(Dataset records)
□ □ □ □

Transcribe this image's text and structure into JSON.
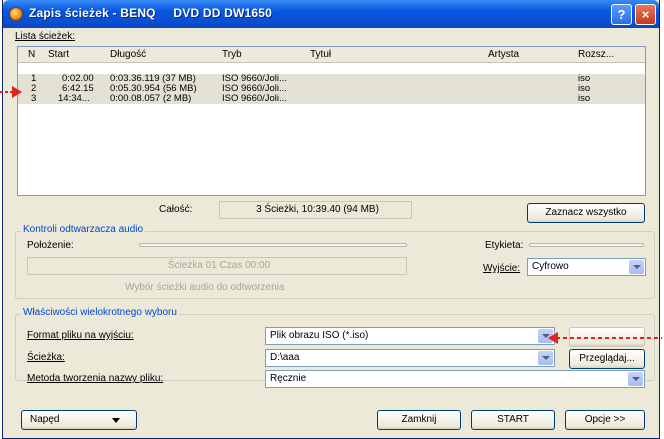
{
  "window": {
    "title": "Zapis ścieżek - BENQ     DVD DD DW1650",
    "help_label": "?",
    "close_label": "×"
  },
  "tracklist": {
    "section_label": "Lista ścieżek:",
    "columns": [
      "N",
      "Start",
      "Długość",
      "Tryb",
      "Tytuł",
      "Artysta",
      "Rozsz..."
    ],
    "rows": [
      [
        "1",
        "0:02.00",
        "0:03.36.119 (37 MB)",
        "ISO 9660/Joli...",
        "",
        "",
        "iso"
      ],
      [
        "2",
        "6:42.15",
        "0:05.30.954 (56 MB)",
        "ISO 9660/Joli...",
        "",
        "",
        "iso"
      ],
      [
        "3",
        "14:34...",
        "0:00.08.057 (2 MB)",
        "ISO 9660/Joli...",
        "",
        "",
        "iso"
      ]
    ],
    "total_label": "Całość:",
    "total_value": "3 Ścieżki,  10:39.40 (94 MB)",
    "select_all_button": "Zaznacz wszystko"
  },
  "audio": {
    "group_title": "Kontroli odtwarzacza audio",
    "position_label": "Położenie:",
    "status_text": "Ścieżka 01 Czas 00:00",
    "hint": "Wybór ścieżki audio do odtworzenia",
    "label_label": "Etykieta:",
    "output_label": "Wyjście:",
    "output_value": "Cyfrowo"
  },
  "multi": {
    "group_title": "Właściwości wielokrotnego wyboru",
    "format_label": "Format pliku na wyjściu:",
    "format_value": "Plik obrazu ISO (*.iso)",
    "path_label": "Ścieżka:",
    "path_value": "D:\\aaa",
    "browse_button": "Przeglądaj...",
    "naming_label": "Metoda tworzenia nazwy pliku:",
    "naming_value": "Ręcznie"
  },
  "footer": {
    "drive_button": "Napęd",
    "close_button": "Zamknij",
    "start_button": "START",
    "options_button": "Opcje >>"
  },
  "colors": {
    "title_bar": "#0a4fd1",
    "window_bg": "#ece9d8",
    "accent_group_title": "#0046d5",
    "annotation_arrow": "#e2231a"
  }
}
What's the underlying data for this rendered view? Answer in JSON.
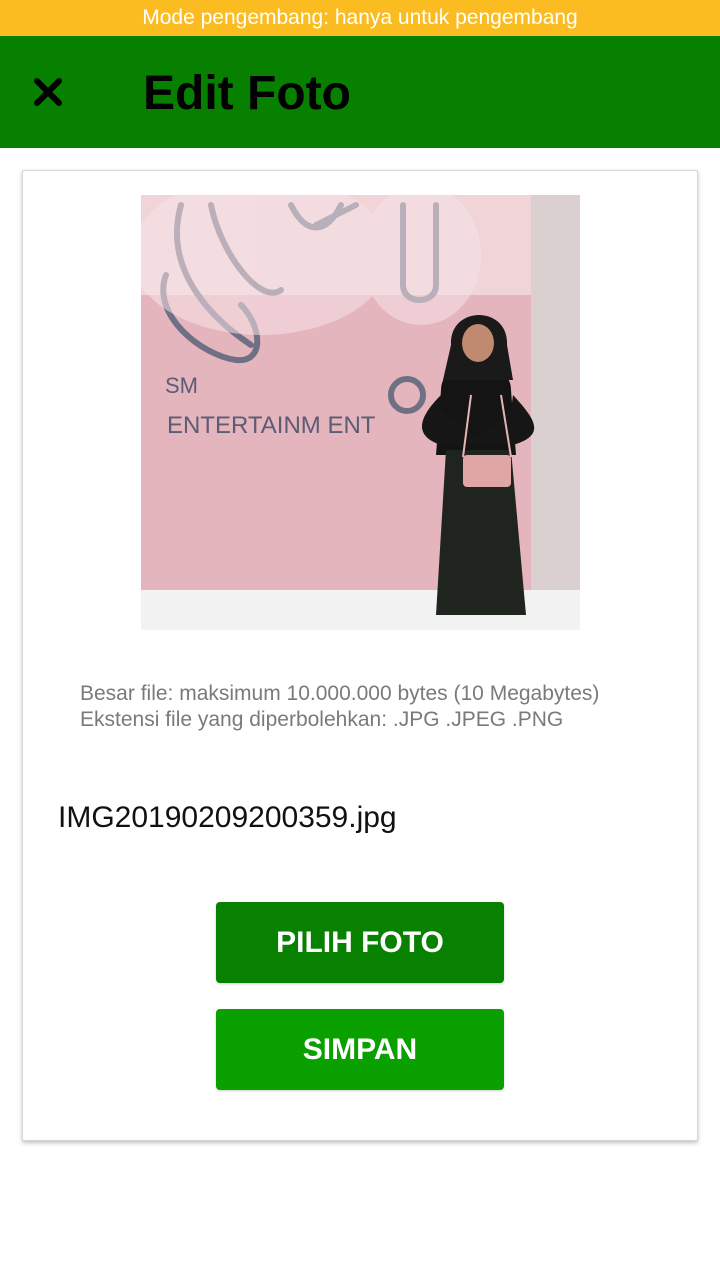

□ □ □ □

• EXERCISE AIM:
Return from the data every line that holds "audio".

• PROBLEM SOLUTION:
  "audio": {
    "group_title": "Kontroli odtwarzacza audio",
    "hint": "Wybór ścieżki audio do odtworzenia",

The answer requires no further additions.